▶ SHORT TASK
Collect each line of the records containing the string "color".

===== RECORDS FOR THE EXERCISE

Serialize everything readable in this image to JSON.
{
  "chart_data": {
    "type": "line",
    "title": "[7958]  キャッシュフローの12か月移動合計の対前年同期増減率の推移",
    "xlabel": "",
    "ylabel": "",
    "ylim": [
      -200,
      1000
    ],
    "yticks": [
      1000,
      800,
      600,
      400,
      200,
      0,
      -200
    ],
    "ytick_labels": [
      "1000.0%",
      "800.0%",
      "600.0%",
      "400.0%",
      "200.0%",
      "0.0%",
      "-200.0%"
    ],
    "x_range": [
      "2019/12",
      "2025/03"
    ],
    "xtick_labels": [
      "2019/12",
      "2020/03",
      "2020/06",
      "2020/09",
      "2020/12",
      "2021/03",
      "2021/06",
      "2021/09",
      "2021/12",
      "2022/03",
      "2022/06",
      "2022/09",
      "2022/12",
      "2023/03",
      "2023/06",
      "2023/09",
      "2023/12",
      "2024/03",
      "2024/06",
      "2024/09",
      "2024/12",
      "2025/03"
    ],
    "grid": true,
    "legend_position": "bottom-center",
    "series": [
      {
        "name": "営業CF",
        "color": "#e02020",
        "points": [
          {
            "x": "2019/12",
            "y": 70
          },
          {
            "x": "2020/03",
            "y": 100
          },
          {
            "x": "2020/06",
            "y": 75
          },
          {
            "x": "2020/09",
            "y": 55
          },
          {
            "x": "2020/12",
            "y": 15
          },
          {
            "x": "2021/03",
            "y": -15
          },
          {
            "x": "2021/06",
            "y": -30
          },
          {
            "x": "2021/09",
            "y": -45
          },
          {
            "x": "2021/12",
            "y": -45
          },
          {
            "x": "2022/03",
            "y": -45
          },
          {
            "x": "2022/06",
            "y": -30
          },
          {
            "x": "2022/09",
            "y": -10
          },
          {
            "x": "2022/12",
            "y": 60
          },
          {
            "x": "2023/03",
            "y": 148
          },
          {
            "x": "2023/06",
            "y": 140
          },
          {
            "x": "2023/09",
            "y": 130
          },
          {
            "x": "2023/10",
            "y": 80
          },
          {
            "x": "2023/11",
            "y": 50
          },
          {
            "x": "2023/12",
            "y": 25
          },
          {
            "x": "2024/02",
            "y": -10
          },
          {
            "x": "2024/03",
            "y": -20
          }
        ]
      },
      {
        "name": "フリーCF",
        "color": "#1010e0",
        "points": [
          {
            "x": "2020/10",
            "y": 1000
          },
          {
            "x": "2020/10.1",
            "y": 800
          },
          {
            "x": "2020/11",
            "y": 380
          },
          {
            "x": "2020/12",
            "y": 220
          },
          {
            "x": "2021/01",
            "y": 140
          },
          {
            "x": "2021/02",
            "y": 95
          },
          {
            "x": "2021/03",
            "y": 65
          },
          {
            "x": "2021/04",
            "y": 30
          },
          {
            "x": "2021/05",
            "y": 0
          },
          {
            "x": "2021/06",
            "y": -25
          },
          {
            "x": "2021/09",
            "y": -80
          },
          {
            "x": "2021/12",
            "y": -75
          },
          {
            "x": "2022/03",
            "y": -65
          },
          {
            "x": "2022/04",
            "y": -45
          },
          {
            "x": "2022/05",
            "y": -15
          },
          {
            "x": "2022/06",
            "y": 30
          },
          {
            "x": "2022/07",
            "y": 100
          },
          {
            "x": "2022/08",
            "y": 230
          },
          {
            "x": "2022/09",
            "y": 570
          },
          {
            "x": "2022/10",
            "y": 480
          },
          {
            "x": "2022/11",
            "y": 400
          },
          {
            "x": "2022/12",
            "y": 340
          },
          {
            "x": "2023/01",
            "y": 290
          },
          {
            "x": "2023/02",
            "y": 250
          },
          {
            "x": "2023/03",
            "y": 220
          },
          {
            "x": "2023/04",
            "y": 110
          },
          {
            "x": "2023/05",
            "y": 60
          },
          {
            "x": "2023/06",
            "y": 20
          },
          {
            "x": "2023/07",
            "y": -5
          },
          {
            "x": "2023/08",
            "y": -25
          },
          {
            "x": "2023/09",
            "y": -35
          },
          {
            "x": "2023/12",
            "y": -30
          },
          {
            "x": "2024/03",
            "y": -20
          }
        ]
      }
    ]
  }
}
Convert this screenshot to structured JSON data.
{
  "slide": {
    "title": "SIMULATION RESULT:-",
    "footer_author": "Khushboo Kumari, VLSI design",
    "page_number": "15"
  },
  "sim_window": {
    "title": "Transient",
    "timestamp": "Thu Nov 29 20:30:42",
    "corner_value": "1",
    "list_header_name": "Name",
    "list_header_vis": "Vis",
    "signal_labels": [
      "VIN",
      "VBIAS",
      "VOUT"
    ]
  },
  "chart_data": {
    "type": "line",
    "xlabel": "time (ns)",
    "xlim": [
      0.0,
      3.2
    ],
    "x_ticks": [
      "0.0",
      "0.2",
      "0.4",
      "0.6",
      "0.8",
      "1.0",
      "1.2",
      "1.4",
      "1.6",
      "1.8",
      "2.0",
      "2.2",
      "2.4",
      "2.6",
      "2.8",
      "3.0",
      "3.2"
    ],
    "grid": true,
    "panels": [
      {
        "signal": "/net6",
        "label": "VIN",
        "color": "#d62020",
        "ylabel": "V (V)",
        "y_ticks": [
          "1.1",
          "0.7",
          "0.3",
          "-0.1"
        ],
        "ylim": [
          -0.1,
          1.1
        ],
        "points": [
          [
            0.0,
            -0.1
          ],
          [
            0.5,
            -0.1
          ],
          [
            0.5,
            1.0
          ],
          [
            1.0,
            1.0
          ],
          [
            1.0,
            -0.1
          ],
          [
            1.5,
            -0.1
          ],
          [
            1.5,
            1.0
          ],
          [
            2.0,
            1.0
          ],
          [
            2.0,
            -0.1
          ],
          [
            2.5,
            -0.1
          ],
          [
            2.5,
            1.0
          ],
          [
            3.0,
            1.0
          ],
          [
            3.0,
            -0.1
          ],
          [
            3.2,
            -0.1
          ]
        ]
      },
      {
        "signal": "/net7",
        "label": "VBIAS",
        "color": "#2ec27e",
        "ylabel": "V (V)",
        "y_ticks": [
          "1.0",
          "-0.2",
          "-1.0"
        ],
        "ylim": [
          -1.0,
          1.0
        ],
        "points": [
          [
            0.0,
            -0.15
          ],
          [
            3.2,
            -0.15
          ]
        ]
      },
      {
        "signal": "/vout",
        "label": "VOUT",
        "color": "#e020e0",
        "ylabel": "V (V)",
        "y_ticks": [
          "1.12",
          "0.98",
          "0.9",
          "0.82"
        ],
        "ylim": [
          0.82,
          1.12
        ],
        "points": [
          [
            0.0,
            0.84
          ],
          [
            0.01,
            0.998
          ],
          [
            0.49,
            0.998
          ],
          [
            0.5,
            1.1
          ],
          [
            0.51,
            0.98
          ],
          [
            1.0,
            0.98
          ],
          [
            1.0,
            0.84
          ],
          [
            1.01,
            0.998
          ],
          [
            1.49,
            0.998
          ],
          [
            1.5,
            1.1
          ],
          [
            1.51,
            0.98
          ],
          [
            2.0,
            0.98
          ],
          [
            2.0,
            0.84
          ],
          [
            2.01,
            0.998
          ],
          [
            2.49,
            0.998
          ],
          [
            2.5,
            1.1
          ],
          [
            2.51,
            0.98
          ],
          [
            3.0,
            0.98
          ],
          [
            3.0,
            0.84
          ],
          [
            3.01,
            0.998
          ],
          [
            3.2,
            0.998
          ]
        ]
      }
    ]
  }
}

==========

▶ FULL ANSWER
        "color": "#e02020",
        "color": "#1010e0",
        "color": "#d62020",
        "color": "#2ec27e",
        "color": "#e020e0",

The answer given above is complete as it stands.